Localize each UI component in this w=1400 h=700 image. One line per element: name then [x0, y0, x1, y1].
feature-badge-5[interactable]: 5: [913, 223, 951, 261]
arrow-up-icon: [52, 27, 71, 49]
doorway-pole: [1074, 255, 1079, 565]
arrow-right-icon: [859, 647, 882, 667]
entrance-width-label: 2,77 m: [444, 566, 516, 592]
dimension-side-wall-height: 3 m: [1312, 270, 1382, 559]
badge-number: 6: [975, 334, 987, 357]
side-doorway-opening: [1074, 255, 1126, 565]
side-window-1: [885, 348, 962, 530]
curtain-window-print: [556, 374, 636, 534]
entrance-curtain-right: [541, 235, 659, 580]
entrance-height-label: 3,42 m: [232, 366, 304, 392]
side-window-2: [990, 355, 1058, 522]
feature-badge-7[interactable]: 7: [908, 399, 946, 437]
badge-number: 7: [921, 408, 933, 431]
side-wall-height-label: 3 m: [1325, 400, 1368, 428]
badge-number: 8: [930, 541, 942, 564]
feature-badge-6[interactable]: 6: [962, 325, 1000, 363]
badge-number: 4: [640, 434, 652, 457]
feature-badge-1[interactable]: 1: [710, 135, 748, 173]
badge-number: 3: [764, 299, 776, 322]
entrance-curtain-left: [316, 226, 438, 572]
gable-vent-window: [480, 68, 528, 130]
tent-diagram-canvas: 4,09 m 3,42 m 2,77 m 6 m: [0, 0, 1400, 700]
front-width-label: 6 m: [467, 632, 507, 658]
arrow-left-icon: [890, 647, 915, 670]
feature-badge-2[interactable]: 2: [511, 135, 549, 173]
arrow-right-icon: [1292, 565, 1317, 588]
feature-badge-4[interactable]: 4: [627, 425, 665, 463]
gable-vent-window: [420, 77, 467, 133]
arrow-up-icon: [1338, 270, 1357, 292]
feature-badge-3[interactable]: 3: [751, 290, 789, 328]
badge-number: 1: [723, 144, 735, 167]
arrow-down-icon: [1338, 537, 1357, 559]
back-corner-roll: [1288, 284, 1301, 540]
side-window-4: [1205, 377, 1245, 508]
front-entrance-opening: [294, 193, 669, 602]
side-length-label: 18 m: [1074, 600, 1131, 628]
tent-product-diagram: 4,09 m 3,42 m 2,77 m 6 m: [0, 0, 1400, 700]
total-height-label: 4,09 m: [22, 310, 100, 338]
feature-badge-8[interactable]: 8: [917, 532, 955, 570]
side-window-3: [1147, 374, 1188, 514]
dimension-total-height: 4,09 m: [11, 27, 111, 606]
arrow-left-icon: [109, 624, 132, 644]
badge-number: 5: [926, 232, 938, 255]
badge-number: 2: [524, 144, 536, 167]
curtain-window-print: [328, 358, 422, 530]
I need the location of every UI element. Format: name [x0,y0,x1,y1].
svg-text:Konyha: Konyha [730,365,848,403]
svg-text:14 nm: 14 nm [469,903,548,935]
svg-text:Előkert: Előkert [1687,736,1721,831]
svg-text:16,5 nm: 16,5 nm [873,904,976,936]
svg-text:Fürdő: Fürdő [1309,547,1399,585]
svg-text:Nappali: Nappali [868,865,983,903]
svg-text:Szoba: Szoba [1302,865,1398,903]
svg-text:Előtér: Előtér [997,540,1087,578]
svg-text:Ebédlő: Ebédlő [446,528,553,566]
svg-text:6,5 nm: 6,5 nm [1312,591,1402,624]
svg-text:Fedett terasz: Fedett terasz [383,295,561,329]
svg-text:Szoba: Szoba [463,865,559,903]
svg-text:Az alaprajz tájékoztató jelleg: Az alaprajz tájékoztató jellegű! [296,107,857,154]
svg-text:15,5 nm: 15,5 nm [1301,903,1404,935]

____________________

# BRIEF:
Recast every line of the records above as a JSON list of strings, one string per line, leaving out blank lines.

# WRITTEN RESPONSE:
[
  "Localize each UI component in this w=1400 h=700 image. One line per element: name then [x0, y0, x1, y1].",
  "feature-badge-5[interactable]: 5: [913, 223, 951, 261]",
  "arrow-up-icon: [52, 27, 71, 49]",
  "doorway-pole: [1074, 255, 1079, 565]",
  "arrow-right-icon: [859, 647, 882, 667]",
  "entrance-width-label: 2,77 m: [444, 566, 516, 592]",
  "dimension-side-wall-height: 3 m: [1312, 270, 1382, 559]",
  "badge-number: 6: [975, 334, 987, 357]",
  "side-doorway-opening: [1074, 255, 1126, 565]",
  "side-window-1: [885, 348, 962, 530]",
  "curtain-window-print: [556, 374, 636, 534]",
  "entrance-curtain-right: [541, 235, 659, 580]",
  "entrance-height-label: 3,42 m: [232, 366, 304, 392]",
  "side-window-2: [990, 355, 1058, 522]",
  "feature-badge-7[interactable]: 7: [908, 399, 946, 437]",
  "badge-number: 7: [921, 408, 933, 431]",
  "side-wall-height-label: 3 m: [1325, 400, 1368, 428]",
  "badge-number: 8: [930, 541, 942, 564]",
  "feature-badge-6[interactable]: 6: [962, 325, 1000, 363]",
  "badge-number: 4: [640, 434, 652, 457]",
  "feature-badge-1[interactable]: 1: [710, 135, 748, 173]",
  "badge-number: 3: [764, 299, 776, 322]",
  "entrance-curtain-left: [316, 226, 438, 572]",
  "gable-vent-window: [480, 68, 528, 130]",
  "tent-diagram-canvas: 4,09 m 3,42 m 2,77 m 6 m: [0, 0, 1400, 700]",
  "front-width-label: 6 m: [467, 632, 507, 658]",
  "arrow-left-icon: [890, 647, 915, 670]",
  "feature-badge-2[interactable]: 2: [511, 135, 549, 173]",
  "arrow-right-icon: [1292, 565, 1317, 588]",
  "feature-badge-4[interactable]: 4: [627, 425, 665, 463]",
  "gable-vent-window: [420, 77, 467, 133]",
  "arrow-up-icon: [1338, 270, 1357, 292]",
  "feature-badge-3[interactable]: 3: [751, 290, 789, 328]",
  "badge-number: 1: [723, 144, 735, 167]",
  "arrow-down-icon: [1338, 537, 1357, 559]",
  "back-corner-roll: [1288, 284, 1301, 540]",
  "side-window-4: [1205, 377, 1245, 508]",
  "front-entrance-opening: [294, 193, 669, 602]",
  "side-length-label: 18 m: [1074, 600, 1131, 628]",
  "tent-product-diagram: 4,09 m 3,42 m 2,77 m 6 m: [0, 0, 1400, 700]",
  "total-height-label: 4,09 m: [22, 310, 100, 338]",
  "feature-badge-8[interactable]: 8: [917, 532, 955, 570]",
  "side-window-3: [1147, 374, 1188, 514]",
  "dimension-total-height: 4,09 m: [11, 27, 111, 606]",
  "arrow-left-icon: [109, 624, 132, 644]",
  "badge-number: 5: [926, 232, 938, 255]",
  "badge-number: 2: [524, 144, 536, 167]",
  "curtain-window-print: [328, 358, 422, 530]",
  "I need the location of every UI element. Format: name [x0,y0,x1,y1].",
  "svg-text:Konyha: Konyha [730,365,848,403]",
  "svg-text:14 nm: 14 nm [469,903,548,935]",
  "svg-text:Előkert: Előkert [1687,736,1721,831]",
  "svg-text:16,5 nm: 16,5 nm [873,904,976,936]",
  "svg-text:Fürdő: Fürdő [1309,547,1399,585]",
  "svg-text:Nappali: Nappali [868,865,983,903]",
  "svg-text:Szoba: Szoba [1302,865,1398,903]",
  "svg-text:Előtér: Előtér [997,540,1087,578]",
  "svg-text:Ebédlő: Ebédlő [446,528,553,566]",
  "svg-text:6,5 nm: 6,5 nm [1312,591,1402,624]",
  "svg-text:Fedett terasz: Fedett terasz [383,295,561,329]",
  "svg-text:Szoba: Szoba [463,865,559,903]",
  "svg-text:Az alaprajz tájékoztató jelleg: Az alaprajz tájékoztató jellegű! [296,107,857,154]",
  "svg-text:15,5 nm: 15,5 nm [1301,903,1404,935]"
]